Proviso (b) to Section 11 directly governs cases of this kind, and I am quite unable to appreciate the argument of Mr. Ramaswami Aiyangar that it does not apply. The relevant portion of Section 11 may be reproduced here: 'Notwithstanding anything in Section 578, C. P. C. (now Section 99, C, P. C., Act 5 of 1908) an objection that by reason of the over-valuation or under-valuation of a suit or appeal a Court of first instance or lower appellate Court which had not jurisdiction with respect to the suit or appeal exercised jurisdiction with respect thereto shall not be entertained by an appellate Court unless,

(a) the objection was taken in the Court of first instance at or before the hearing at which issues were first framed and recorded or in the lower appellate Court in the memorandum of appeal to that Court, or

(b) the appellate Court is satisfied, for reasons to be recorded by it in writing, that the suit or appeal was over-valued or undervalued and that the over-valuation or under-valuation thereof has prejudicially affected the disposal of the suit or appeal on its merits.'

7. The effect of this section, as it appears to me, is quite clear. The learned Advocate is unable to cite before me a single decision in which an appellate Court has, subsequent to, 1887, directed a plaint to be returned to these Court having jurisdiction when no objection to jurisdiction had been taken during the trial and when lack of jurisdiction was found to result from a mere under-valuation in the plaint. Under proviso (b), this course can only be adopted when the under-valuation or overvaluation has in the opinion of the appellate Court, prejudicially affected the disposal of the suit on its merits. There is no such finding in the present elaborate order of remand by the learned District Judge nor does that aspect arise for consideration in view of the finding of the District Judge that Section 11 had no application at all. The facts of this case are on all fours with -- 'Gangadhara Ramarao v. Province of Mad ras', AIR 1947 Mad 135 (C) a decision by Chandrasekhara Aiyar J. (as he then was). That was a more extreme case than the present in which an objection to pecuniary jurisdiction was taken at the earliest opportunity before the District Munsif, who held that the suit was properly valued and disposed it of on merits. On appeal, the Subordinate Judge differed from the District Munsif and held that the suit was under-valued, and without hearing the appeal directed the return of the plaint for presentation to the proper Court. It was held that Section 11(b), Suits Valuation Act governed the case and the lower appellate Court was directed to take back the appeal on its file and dispose of it according to law. In the case before me, no objection to jurisdiction was even taken before the trial Court. The appellant in O. S. No. 80 of 1845 proceeded to judgment in a forum of his own choice, and it is clearly not open to him on the simple principles governing Section 11, Suits Valuation Act and the specific requirements of this section to capitalise an under-valuation of his plaint for the purpose of having his suit retried by another Court.

────────────────────

What to do:
1. In the court judgment on suit valuation, when may an appellate Court act under proviso (b) on an under-valuation or over-valuation?
2. Carry on the court judgment on suit valuation from the point at which it stops.
The entries after this come from a different source than the judgment.

(Lines of data)

────────────────────

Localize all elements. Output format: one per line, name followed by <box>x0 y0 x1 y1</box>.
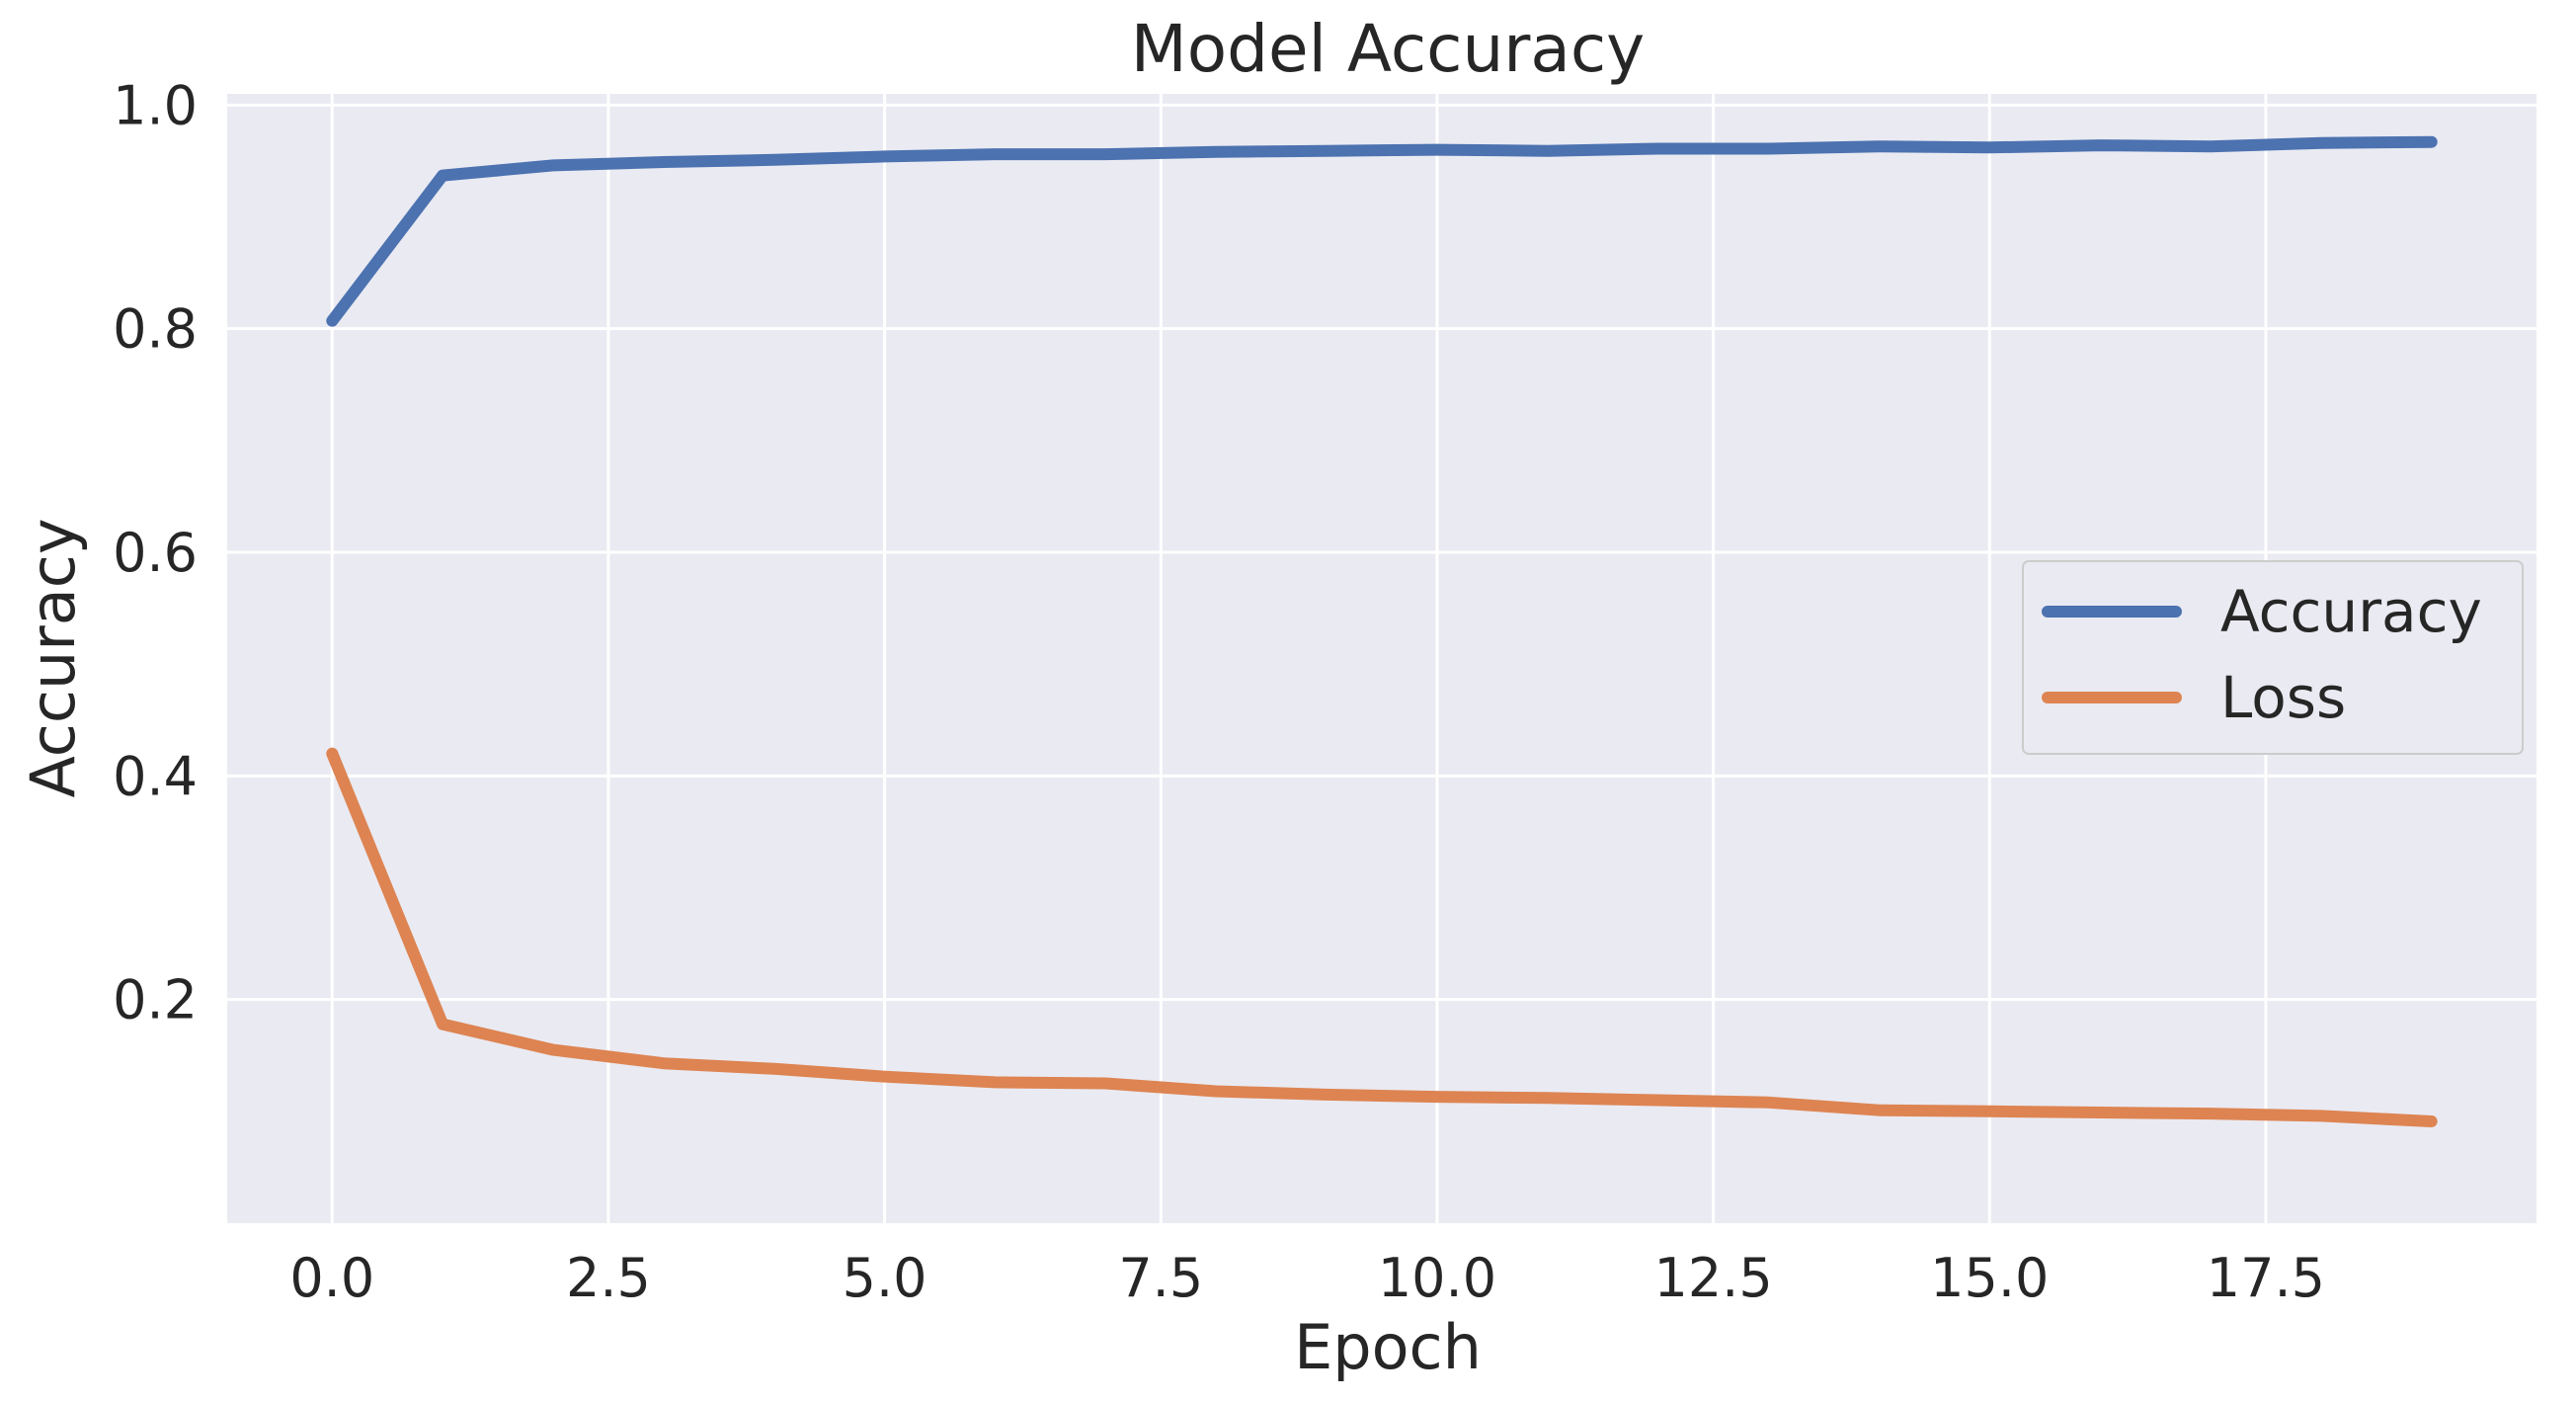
x-tick-label: 0.0 <box>289 1247 374 1309</box>
x-tick-label: 10.0 <box>1378 1247 1496 1309</box>
x-tick-label: 15.0 <box>1930 1247 2049 1309</box>
y-axis-title: Accuracy <box>17 518 89 797</box>
legend: Accuracy Loss <box>2022 560 2524 755</box>
x-tick-label: 17.5 <box>2207 1247 2325 1309</box>
y-tick-labels: 0.2 0.4 0.6 0.8 1.0 <box>113 74 198 1031</box>
series-line-accuracy <box>326 135 2438 327</box>
x-tick-label: 2.5 <box>566 1247 651 1309</box>
x-tick-label: 7.5 <box>1118 1247 1203 1309</box>
x-tick-label: 12.5 <box>1653 1247 1772 1309</box>
legend-label-accuracy: Accuracy <box>2220 578 2482 645</box>
x-axis-title: Epoch <box>1294 1311 1482 1383</box>
y-tick-label: 1.0 <box>113 74 198 136</box>
series-lines <box>326 135 2438 1127</box>
x-tick-labels: 0.0 2.5 5.0 7.5 10.0 12.5 15.0 17.5 <box>289 1247 2325 1309</box>
y-tick-label: 0.8 <box>113 298 198 361</box>
x-tick-label: 5.0 <box>843 1247 927 1309</box>
legend-label-loss: Loss <box>2220 664 2346 731</box>
y-tick-label: 0.2 <box>113 969 198 1031</box>
grid-lines <box>227 94 2536 1223</box>
series-line-loss <box>326 747 2438 1127</box>
chart-title: Model Accuracy <box>1131 11 1645 87</box>
y-tick-label: 0.4 <box>113 745 198 807</box>
y-tick-label: 0.6 <box>113 522 198 584</box>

────────────────────

Solved tasks:
1. Only when, in the appellate Court's opinion, the under-valuation or over-valuation has prejudicially affected the disposal of the suit on its merits.

2.
8. A Full Bench of the Lahore High Court in -- 'Sardar Khan v. Aisha Bibi', AIR 1925 Lah 290 (D) also held that Section 11, Suits Valuation Act governs all cases of erroneous valuation irrespective of the question as to whether the value of the suit is determined by rules having the force of law or in any other manner. A difficulty placed before the learned District Judge which he found to be a real one, was the argument that in this particular case there was neither over-valuation nor under-valuation but valuation on an erroneous basis. This is one of the grounds which, though the two decisions -- AIR 1947 Mad 135 (C) and -- AIR 1925 Lah 290 (D) were placed before him, led him to the conclusion that Section 11 would not apply. He observed that what was meant by over-valuation or under-valuation has not been specifically decided. As it appears to me overvaluation or under-valuation must rest on some erroneous basis. There js also direct authority, if authority were needed for this position, in -- 'Ammalu Animal v. Krishnan Nair, AIR 1920 Mad 1017 (E) in which a learned Bench of this Court agreeing with the opinion of Kumaraswami Sastri J. in -- 'Tirumal Rao v. Subramania Gumkkal', AIR 1920 Mad 843 (F) held that the words 'over-valuation and under-valuation' include erroneous valuation caused by misapplication of a section of the Court-fees Act.

9. I find with respect to the learned District Judge that Section 11, proviso (b), Suits Valuation Act directly governs this case. The order of remand, which would result in three suits of 1945 being retried by a District Munsif and another suit of 1945 being presented in the Court of a Subordinate Judge for trial is set aside. The learned District Judge in my view clearly had jurisdiction to dispose of these appeals, which are sent back to the District Court with a direction that they be given as expeditious a disposal as possible, in view of these suits having been instituted more than seven years ago. The costs of these appeals will irrespective of the result be paid by the respective respondents. The order directing refund of the court-fees paid on the appeals, to the appellant is cancelled.

10. Leave to appeal refused.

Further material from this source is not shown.